• [Short problem] Return every entry exactly.

• [Recorded information]
::::

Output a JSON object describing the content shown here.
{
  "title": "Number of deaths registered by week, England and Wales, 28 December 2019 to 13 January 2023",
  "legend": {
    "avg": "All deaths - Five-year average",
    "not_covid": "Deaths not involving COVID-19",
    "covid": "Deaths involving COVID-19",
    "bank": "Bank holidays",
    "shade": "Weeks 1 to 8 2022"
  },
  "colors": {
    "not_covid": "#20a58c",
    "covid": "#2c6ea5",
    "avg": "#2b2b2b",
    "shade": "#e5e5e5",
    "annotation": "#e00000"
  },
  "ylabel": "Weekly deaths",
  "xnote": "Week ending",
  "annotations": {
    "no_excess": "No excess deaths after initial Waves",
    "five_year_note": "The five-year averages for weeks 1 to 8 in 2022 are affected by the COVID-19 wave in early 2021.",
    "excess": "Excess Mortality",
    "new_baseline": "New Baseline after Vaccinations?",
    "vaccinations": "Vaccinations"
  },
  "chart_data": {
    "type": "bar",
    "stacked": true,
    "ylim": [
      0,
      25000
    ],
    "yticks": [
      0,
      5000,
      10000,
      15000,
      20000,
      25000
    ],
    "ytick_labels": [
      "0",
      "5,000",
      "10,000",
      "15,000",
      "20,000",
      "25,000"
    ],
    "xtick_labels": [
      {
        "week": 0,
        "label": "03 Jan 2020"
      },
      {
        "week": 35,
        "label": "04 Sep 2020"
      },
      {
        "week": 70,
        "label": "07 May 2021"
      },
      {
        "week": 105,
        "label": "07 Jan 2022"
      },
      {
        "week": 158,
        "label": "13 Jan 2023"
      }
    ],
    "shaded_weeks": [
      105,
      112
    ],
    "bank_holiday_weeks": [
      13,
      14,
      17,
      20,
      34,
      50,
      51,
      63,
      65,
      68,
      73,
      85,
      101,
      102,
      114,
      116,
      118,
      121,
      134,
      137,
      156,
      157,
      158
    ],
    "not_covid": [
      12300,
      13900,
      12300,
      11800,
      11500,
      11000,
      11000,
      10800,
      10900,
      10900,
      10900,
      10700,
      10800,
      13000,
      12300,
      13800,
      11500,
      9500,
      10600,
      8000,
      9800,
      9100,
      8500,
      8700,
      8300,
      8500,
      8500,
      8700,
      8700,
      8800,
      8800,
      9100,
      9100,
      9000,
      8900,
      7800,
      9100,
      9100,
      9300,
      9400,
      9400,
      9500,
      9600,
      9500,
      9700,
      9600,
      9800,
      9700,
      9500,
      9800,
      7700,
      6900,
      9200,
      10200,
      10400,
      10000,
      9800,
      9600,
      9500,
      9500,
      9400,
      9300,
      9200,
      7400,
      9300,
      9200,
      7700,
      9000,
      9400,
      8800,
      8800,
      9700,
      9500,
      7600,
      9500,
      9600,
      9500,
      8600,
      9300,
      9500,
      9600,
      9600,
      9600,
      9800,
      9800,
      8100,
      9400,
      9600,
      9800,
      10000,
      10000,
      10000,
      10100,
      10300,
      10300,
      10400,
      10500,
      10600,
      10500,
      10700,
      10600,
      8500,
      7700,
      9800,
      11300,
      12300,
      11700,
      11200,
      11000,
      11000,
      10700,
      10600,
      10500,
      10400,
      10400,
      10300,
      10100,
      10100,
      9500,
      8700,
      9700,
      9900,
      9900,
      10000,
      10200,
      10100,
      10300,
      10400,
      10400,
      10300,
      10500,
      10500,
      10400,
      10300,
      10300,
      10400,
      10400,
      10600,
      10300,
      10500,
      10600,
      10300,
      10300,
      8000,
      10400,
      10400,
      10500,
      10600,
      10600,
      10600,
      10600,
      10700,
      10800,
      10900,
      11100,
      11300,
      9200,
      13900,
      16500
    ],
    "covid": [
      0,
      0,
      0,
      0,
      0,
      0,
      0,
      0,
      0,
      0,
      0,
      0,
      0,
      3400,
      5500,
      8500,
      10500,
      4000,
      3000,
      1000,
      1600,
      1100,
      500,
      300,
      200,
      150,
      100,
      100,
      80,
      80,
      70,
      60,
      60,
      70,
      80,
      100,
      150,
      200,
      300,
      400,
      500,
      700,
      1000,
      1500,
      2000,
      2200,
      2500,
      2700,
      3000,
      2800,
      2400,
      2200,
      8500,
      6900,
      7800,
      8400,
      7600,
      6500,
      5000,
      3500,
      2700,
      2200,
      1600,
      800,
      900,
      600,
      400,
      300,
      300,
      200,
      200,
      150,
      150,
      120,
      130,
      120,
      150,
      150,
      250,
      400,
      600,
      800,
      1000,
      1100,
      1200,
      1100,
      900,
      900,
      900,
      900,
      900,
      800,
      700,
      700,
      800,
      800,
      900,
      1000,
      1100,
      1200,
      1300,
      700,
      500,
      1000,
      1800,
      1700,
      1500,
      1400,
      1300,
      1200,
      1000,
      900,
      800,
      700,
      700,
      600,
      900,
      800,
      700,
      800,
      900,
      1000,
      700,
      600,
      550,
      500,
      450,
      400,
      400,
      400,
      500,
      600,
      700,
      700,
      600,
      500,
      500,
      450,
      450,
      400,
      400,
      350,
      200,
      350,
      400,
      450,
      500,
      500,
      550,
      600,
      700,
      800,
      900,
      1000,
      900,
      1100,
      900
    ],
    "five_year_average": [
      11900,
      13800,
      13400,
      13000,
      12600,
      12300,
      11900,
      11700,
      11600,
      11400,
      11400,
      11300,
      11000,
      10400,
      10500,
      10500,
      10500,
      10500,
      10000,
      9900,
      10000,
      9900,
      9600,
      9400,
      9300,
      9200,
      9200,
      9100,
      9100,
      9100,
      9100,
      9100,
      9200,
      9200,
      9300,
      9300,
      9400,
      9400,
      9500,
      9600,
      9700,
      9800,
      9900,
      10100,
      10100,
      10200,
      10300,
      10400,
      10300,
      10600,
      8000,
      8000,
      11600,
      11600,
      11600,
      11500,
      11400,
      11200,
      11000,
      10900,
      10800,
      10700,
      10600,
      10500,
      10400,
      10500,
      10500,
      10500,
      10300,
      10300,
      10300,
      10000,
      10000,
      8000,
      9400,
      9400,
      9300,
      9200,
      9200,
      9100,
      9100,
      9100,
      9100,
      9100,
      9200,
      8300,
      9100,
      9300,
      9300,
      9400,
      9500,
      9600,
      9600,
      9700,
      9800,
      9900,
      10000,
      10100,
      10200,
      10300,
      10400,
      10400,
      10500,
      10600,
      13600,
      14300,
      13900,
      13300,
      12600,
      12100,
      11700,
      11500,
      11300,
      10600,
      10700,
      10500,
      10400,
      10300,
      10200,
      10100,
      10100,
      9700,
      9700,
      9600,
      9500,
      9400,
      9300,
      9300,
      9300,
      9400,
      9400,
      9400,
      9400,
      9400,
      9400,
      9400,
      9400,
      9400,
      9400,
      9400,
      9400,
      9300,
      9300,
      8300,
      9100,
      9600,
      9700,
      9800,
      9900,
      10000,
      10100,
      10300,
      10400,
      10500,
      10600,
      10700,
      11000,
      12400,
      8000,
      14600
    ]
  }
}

::::

• [Task solution]
Output a JSON object describing the content shown here.
{
  "title": "Number of deaths registered by week, England and Wales, 28 December 2019 to 13 January 2023",
  "legend": {
    "avg": "All deaths - Five-year average",
    "not_covid": "Deaths not involving COVID-19",
    "covid": "Deaths involving COVID-19",
    "bank": "Bank holidays",
    "shade": "Weeks 1 to 8 2022"
  },
  "colors": {
    "not_covid": "#20a58c",
    "covid": "#2c6ea5",
    "avg": "#2b2b2b",
    "shade": "#e5e5e5",
    "annotation": "#e00000"
  },
  "ylabel": "Weekly deaths",
  "xnote": "Week ending",
  "annotations": {
    "no_excess": "No excess deaths after initial Waves",
    "five_year_note": "The five-year averages for weeks 1 to 8 in 2022 are affected by the COVID-19 wave in early 2021.",
    "excess": "Excess Mortality",
    "new_baseline": "New Baseline after Vaccinations?",
    "vaccinations": "Vaccinations"
  },
  "chart_data": {
    "type": "bar",
    "stacked": true,
    "ylim": [
      0,
      25000
    ],
    "yticks": [
      0,
      5000,
      10000,
      15000,
      20000,
      25000
    ],
    "ytick_labels": [
      "0",
      "5,000",
      "10,000",
      "15,000",
      "20,000",
      "25,000"
    ],
    "xtick_labels": [
      {
        "week": 0,
        "label": "03 Jan 2020"
      },
      {
        "week": 35,
        "label": "04 Sep 2020"
      },
      {
        "week": 70,
        "label": "07 May 2021"
      },
      {
        "week": 105,
        "label": "07 Jan 2022"
      },
      {
        "week": 158,
        "label": "13 Jan 2023"
      }
    ],
    "shaded_weeks": [
      105,
      112
    ],
    "bank_holiday_weeks": [
      13,
      14,
      17,
      20,
      34,
      50,
      51,
      63,
      65,
      68,
      73,
      85,
      101,
      102,
      114,
      116,
      118,
      121,
      134,
      137,
      156,
      157,
      158
    ],
    "not_covid": [
      12300,
      13900,
      12300,
      11800,
      11500,
      11000,
      11000,
      10800,
      10900,
      10900,
      10900,
      10700,
      10800,
      13000,
      12300,
      13800,
      11500,
      9500,
      10600,
      8000,
      9800,
      9100,
      8500,
      8700,
      8300,
      8500,
      8500,
      8700,
      8700,
      8800,
      8800,
      9100,
      9100,
      9000,
      8900,
      7800,
      9100,
      9100,
      9300,
      9400,
      9400,
      9500,
      9600,
      9500,
      9700,
      9600,
      9800,
      9700,
      9500,
      9800,
      7700,
      6900,
      9200,
      10200,
      10400,
      10000,
      9800,
      9600,
      9500,
      9500,
      9400,
      9300,
      9200,
      7400,
      9300,
      9200,
      7700,
      9000,
      9400,
      8800,
      8800,
      9700,
      9500,
      7600,
      9500,
      9600,
      9500,
      8600,
      9300,
      9500,
      9600,
      9600,
      9600,
      9800,
      9800,
      8100,
      9400,
      9600,
      9800,
      10000,
      10000,
      10000,
      10100,
      10300,
      10300,
      10400,
      10500,
      10600,
      10500,
      10700,
      10600,
      8500,
      7700,
      9800,
      11300,
      12300,
      11700,
      11200,
      11000,
      11000,
      10700,
      10600,
      10500,
      10400,
      10400,
      10300,
      10100,
      10100,
      9500,
      8700,
      9700,
      9900,
      9900,
      10000,
      10200,
      10100,
      10300,
      10400,
      10400,
      10300,
      10500,
      10500,
      10400,
      10300,
      10300,
      10400,
      10400,
      10600,
      10300,
      10500,
      10600,
      10300,
      10300,
      8000,
      10400,
      10400,
      10500,
      10600,
      10600,
      10600,
      10600,
      10700,
      10800,
      10900,
      11100,
      11300,
      9200,
      13900,
      16500
    ],
    "covid": [
      0,
      0,
      0,
      0,
      0,
      0,
      0,
      0,
      0,
      0,
      0,
      0,
      0,
      3400,
      5500,
      8500,
      10500,
      4000,
      3000,
      1000,
      1600,
      1100,
      500,
      300,
      200,
      150,
      100,
      100,
      80,
      80,
      70,
      60,
      60,
      70,
      80,
      100,
      150,
      200,
      300,
      400,
      500,
      700,
      1000,
      1500,
      2000,
      2200,
      2500,
      2700,
      3000,
      2800,
      2400,
      2200,
      8500,
      6900,
      7800,
      8400,
      7600,
      6500,
      5000,
      3500,
      2700,
      2200,
      1600,
      800,
      900,
      600,
      400,
      300,
      300,
      200,
      200,
      150,
      150,
      120,
      130,
      120,
      150,
      150,
      250,
      400,
      600,
      800,
      1000,
      1100,
      1200,
      1100,
      900,
      900,
      900,
      900,
      900,
      800,
      700,
      700,
      800,
      800,
      900,
      1000,
      1100,
      1200,
      1300,
      700,
      500,
      1000,
      1800,
      1700,
      1500,
      1400,
      1300,
      1200,
      1000,
      900,
      800,
      700,
      700,
      600,
      900,
      800,
      700,
      800,
      900,
      1000,
      700,
      600,
      550,
      500,
      450,
      400,
      400,
      400,
      500,
      600,
      700,
      700,
      600,
      500,
      500,
      450,
      450,
      400,
      400,
      350,
      200,
      350,
      400,
      450,
      500,
      500,
      550,
      600,
      700,
      800,
      900,
      1000,
      900,
      1100,
      900
    ],
    "five_year_average": [
      11900,
      13800,
      13400,
      13000,
      12600,
      12300,
      11900,
      11700,
      11600,
      11400,
      11400,
      11300,
      11000,
      10400,
      10500,
      10500,
      10500,
      10500,
      10000,
      9900,
      10000,
      9900,
      9600,
      9400,
      9300,
      9200,
      9200,
      9100,
      9100,
      9100,
      9100,
      9100,
      9200,
      9200,
      9300,
      9300,
      9400,
      9400,
      9500,
      9600,
      9700,
      9800,
      9900,
      10100,
      10100,
      10200,
      10300,
      10400,
      10300,
      10600,
      8000,
      8000,
      11600,
      11600,
      11600,
      11500,
      11400,
      11200,
      11000,
      10900,
      10800,
      10700,
      10600,
      10500,
      10400,
      10500,
      10500,
      10500,
      10300,
      10300,
      10300,
      10000,
      10000,
      8000,
      9400,
      9400,
      9300,
      9200,
      9200,
      9100,
      9100,
      9100,
      9100,
      9100,
      9200,
      8300,
      9100,
      9300,
      9300,
      9400,
      9500,
      9600,
      9600,
      9700,
      9800,
      9900,
      10000,
      10100,
      10200,
      10300,
      10400,
      10400,
      10500,
      10600,
      13600,
      14300,
      13900,
      13300,
      12600,
      12100,
      11700,
      11500,
      11300,
      10600,
      10700,
      10500,
      10400,
      10300,
      10200,
      10100,
      10100,
      9700,
      9700,
      9600,
      9500,
      9400,
      9300,
      9300,
      9300,
      9400,
      9400,
      9400,
      9400,
      9400,
      9400,
      9400,
      9400,
      9400,
      9400,
      9400,
      9400,
      9300,
      9300,
      8300,
      9100,
      9600,
      9700,
      9800,
      9900,
      10000,
      10100,
      10300,
      10400,
      10500,
      10600,
      10700,
      11000,
      12400,
      8000,
      14600
    ]
  }
}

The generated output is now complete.